— EXERCISE GOAL —
Transcribe the records in full, keeping every character as it is.

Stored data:
....................
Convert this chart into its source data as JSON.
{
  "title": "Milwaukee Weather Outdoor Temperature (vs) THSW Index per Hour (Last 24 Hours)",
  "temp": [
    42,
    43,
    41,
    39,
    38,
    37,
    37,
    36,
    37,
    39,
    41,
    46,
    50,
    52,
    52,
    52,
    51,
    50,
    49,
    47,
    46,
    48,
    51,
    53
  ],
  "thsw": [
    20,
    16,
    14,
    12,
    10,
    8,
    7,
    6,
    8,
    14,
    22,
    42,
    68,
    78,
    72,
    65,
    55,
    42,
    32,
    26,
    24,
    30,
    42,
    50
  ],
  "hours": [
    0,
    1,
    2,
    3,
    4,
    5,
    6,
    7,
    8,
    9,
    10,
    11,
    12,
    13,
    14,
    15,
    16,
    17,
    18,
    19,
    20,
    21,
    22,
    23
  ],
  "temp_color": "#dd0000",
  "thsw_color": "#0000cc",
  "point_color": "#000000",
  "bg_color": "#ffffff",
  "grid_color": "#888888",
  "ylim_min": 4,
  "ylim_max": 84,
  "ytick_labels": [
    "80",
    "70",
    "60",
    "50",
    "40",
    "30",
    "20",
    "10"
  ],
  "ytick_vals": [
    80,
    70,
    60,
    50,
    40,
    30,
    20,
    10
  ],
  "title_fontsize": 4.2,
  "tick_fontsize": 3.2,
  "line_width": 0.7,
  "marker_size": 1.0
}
....................
— EXERCISE SOLUTION —
Convert this chart into its source data as JSON.
{
  "title": "Milwaukee Weather Outdoor Temperature (vs) THSW Index per Hour (Last 24 Hours)",
  "temp": [
    42,
    43,
    41,
    39,
    38,
    37,
    37,
    36,
    37,
    39,
    41,
    46,
    50,
    52,
    52,
    52,
    51,
    50,
    49,
    47,
    46,
    48,
    51,
    53
  ],
  "thsw": [
    20,
    16,
    14,
    12,
    10,
    8,
    7,
    6,
    8,
    14,
    22,
    42,
    68,
    78,
    72,
    65,
    55,
    42,
    32,
    26,
    24,
    30,
    42,
    50
  ],
  "hours": [
    0,
    1,
    2,
    3,
    4,
    5,
    6,
    7,
    8,
    9,
    10,
    11,
    12,
    13,
    14,
    15,
    16,
    17,
    18,
    19,
    20,
    21,
    22,
    23
  ],
  "temp_color": "#dd0000",
  "thsw_color": "#0000cc",
  "point_color": "#000000",
  "bg_color": "#ffffff",
  "grid_color": "#888888",
  "ylim_min": 4,
  "ylim_max": 84,
  "ytick_labels": [
    "80",
    "70",
    "60",
    "50",
    "40",
    "30",
    "20",
    "10"
  ],
  "ytick_vals": [
    80,
    70,
    60,
    50,
    40,
    30,
    20,
    10
  ],
  "title_fontsize": 4.2,
  "tick_fontsize": 3.2,
  "line_width": 0.7,
  "marker_size": 1.0
}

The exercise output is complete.